• _Problem statement_: Reproduce the listing below in its entirety. Change nothing.

Dataset items:
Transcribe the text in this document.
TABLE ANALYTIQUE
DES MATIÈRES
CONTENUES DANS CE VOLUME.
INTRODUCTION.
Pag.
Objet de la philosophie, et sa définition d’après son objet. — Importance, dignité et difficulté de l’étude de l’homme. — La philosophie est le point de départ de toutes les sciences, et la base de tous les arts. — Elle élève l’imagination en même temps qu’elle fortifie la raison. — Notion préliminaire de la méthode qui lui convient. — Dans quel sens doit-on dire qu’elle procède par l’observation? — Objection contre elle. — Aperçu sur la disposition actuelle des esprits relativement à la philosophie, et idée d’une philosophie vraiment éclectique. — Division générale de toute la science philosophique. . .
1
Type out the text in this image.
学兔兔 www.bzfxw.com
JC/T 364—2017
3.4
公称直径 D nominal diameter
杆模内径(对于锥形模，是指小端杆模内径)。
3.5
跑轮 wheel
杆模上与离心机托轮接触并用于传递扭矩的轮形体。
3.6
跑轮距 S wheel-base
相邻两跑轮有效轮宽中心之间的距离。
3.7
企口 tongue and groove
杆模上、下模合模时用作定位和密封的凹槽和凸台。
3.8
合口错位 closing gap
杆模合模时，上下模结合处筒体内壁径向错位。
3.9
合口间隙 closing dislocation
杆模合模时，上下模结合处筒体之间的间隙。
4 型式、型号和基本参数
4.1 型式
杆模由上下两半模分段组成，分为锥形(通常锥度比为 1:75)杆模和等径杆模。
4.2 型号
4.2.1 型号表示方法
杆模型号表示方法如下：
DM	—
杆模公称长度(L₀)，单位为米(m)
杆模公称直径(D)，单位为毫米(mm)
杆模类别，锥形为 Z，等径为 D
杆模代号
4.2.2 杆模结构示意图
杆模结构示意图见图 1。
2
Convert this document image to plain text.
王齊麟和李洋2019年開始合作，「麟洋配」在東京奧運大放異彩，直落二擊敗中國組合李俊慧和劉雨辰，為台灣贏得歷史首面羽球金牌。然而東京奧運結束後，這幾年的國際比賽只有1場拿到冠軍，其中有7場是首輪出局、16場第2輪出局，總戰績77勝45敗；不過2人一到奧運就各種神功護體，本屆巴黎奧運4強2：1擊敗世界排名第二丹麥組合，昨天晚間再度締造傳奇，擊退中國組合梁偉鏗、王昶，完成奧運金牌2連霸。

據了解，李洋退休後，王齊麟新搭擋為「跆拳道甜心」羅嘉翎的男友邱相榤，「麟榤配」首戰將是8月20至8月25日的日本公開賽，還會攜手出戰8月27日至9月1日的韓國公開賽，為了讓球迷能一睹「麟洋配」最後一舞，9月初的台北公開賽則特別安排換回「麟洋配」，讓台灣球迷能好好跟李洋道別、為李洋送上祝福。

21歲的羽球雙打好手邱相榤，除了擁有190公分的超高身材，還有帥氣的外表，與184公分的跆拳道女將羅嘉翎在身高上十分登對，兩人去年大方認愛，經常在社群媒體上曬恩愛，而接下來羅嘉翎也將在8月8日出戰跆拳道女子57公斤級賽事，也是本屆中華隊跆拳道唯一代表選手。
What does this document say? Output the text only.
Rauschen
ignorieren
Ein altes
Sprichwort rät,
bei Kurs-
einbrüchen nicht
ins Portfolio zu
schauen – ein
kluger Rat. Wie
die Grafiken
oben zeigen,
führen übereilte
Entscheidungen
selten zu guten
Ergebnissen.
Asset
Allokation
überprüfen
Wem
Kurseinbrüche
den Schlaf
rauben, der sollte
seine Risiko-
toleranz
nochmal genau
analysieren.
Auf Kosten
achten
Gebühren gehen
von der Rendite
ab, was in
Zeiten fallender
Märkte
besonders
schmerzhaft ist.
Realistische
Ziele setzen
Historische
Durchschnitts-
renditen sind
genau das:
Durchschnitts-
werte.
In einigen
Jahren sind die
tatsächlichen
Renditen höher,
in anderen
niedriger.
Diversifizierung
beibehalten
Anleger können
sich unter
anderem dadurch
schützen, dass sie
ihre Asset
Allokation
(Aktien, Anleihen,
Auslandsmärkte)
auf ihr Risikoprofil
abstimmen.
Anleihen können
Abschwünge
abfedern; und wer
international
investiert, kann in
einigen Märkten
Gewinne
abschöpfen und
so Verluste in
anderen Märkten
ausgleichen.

• _Solution to the problem_:
Transcribe the text in this document.
TABLE ANALYTIQUE
DES MATIÈRES
CONTENUES DANS CE VOLUME.
INTRODUCTION.
Pag.
Objet de la philosophie, et sa définition d’après son objet. — Importance, dignité et difficulté de l’étude de l’homme. — La philosophie est le point de départ de toutes les sciences, et la base de tous les arts. — Elle élève l’imagination en même temps qu’elle fortifie la raison. — Notion préliminaire de la méthode qui lui convient. — Dans quel sens doit-on dire qu’elle procède par l’observation? — Objection contre elle. — Aperçu sur la disposition actuelle des esprits relativement à la philosophie, et idée d’une philosophie vraiment éclectique. — Division générale de toute la science philosophique. . .
1
Type out the text in this image.
学兔兔 www.bzfxw.com
JC/T 364—2017
3.4
公称直径 D nominal diameter
杆模内径(对于锥形模，是指小端杆模内径)。
3.5
跑轮 wheel
杆模上与离心机托轮接触并用于传递扭矩的轮形体。
3.6
跑轮距 S wheel-base
相邻两跑轮有效轮宽中心之间的距离。
3.7
企口 tongue and groove
杆模上、下模合模时用作定位和密封的凹槽和凸台。
3.8
合口错位 closing gap
杆模合模时，上下模结合处筒体内壁径向错位。
3.9
合口间隙 closing dislocation
杆模合模时，上下模结合处筒体之间的间隙。
4 型式、型号和基本参数
4.1 型式
杆模由上下两半模分段组成，分为锥形(通常锥度比为 1:75)杆模和等径杆模。
4.2 型号
4.2.1 型号表示方法
杆模型号表示方法如下：
DM	—
杆模公称长度(L₀)，单位为米(m)
杆模公称直径(D)，单位为毫米(mm)
杆模类别，锥形为 Z，等径为 D
杆模代号
4.2.2 杆模结构示意图
杆模结构示意图见图 1。
2
Convert this document image to plain text.
王齊麟和李洋2019年開始合作，「麟洋配」在東京奧運大放異彩，直落二擊敗中國組合李俊慧和劉雨辰，為台灣贏得歷史首面羽球金牌。然而東京奧運結束後，這幾年的國際比賽只有1場拿到冠軍，其中有7場是首輪出局、16場第2輪出局，總戰績77勝45敗；不過2人一到奧運就各種神功護體，本屆巴黎奧運4強2：1擊敗世界排名第二丹麥組合，昨天晚間再度締造傳奇，擊退中國組合梁偉鏗、王昶，完成奧運金牌2連霸。

據了解，李洋退休後，王齊麟新搭擋為「跆拳道甜心」羅嘉翎的男友邱相榤，「麟榤配」首戰將是8月20至8月25日的日本公開賽，還會攜手出戰8月27日至9月1日的韓國公開賽，為了讓球迷能一睹「麟洋配」最後一舞，9月初的台北公開賽則特別安排換回「麟洋配」，讓台灣球迷能好好跟李洋道別、為李洋送上祝福。

21歲的羽球雙打好手邱相榤，除了擁有190公分的超高身材，還有帥氣的外表，與184公分的跆拳道女將羅嘉翎在身高上十分登對，兩人去年大方認愛，經常在社群媒體上曬恩愛，而接下來羅嘉翎也將在8月8日出戰跆拳道女子57公斤級賽事，也是本屆中華隊跆拳道唯一代表選手。
What does this document say? Output the text only.
Rauschen
ignorieren
Ein altes
Sprichwort rät,
bei Kurs-
einbrüchen nicht
ins Portfolio zu
schauen – ein
kluger Rat. Wie
die Grafiken
oben zeigen,
führen übereilte
Entscheidungen
selten zu guten
Ergebnissen.
Asset
Allokation
überprüfen
Wem
Kurseinbrüche
den Schlaf
rauben, der sollte
seine Risiko-
toleranz
nochmal genau
analysieren.
Auf Kosten
achten
Gebühren gehen
von der Rendite
ab, was in
Zeiten fallender
Märkte
besonders
schmerzhaft ist.
Realistische
Ziele setzen
Historische
Durchschnitts-
renditen sind
genau das:
Durchschnitts-
werte.
In einigen
Jahren sind die
tatsächlichen
Renditen höher,
in anderen
niedriger.
Diversifizierung
beibehalten
Anleger können
sich unter
anderem dadurch
schützen, dass sie
ihre Asset
Allokation
(Aktien, Anleihen,
Auslandsmärkte)
auf ihr Risikoprofil
abstimmen.
Anleihen können
Abschwünge
abfedern; und wer
international
investiert, kann in
einigen Märkten
Gewinne
abschöpfen und
so Verluste in
anderen Märkten
ausgleichen.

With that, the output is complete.